• **Task prompt**: Repeat all of the data precisely.

• **Rows**:
'''

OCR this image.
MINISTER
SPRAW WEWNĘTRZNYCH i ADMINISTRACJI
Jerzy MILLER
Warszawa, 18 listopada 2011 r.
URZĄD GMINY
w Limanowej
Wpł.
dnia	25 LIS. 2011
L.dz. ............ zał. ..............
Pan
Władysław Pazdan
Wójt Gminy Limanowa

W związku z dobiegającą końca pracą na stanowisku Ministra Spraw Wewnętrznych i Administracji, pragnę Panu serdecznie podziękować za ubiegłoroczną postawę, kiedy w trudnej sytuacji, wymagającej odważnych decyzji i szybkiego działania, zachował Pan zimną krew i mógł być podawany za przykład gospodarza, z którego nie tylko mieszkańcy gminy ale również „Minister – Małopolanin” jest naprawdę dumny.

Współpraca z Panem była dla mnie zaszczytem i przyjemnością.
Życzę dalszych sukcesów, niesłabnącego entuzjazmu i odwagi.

'''

• **Result for this task**:
OCR this image.
MINISTER
SPRAW WEWNĘTRZNYCH i ADMINISTRACJI
Jerzy MILLER
Warszawa, 18 listopada 2011 r.
URZĄD GMINY
w Limanowej
Wpł.
dnia	25 LIS. 2011
L.dz. ............ zał. ..............
Pan
Władysław Pazdan
Wójt Gminy Limanowa

W związku z dobiegającą końca pracą na stanowisku Ministra Spraw Wewnętrznych i Administracji, pragnę Panu serdecznie podziękować za ubiegłoroczną postawę, kiedy w trudnej sytuacji, wymagającej odważnych decyzji i szybkiego działania, zachował Pan zimną krew i mógł być podawany za przykład gospodarza, z którego nie tylko mieszkańcy gminy ale również „Minister – Małopolanin” jest naprawdę dumny.

Współpraca z Panem była dla mnie zaszczytem i przyjemnością.
Życzę dalszych sukcesów, niesłabnącego entuzjazmu i odwagi.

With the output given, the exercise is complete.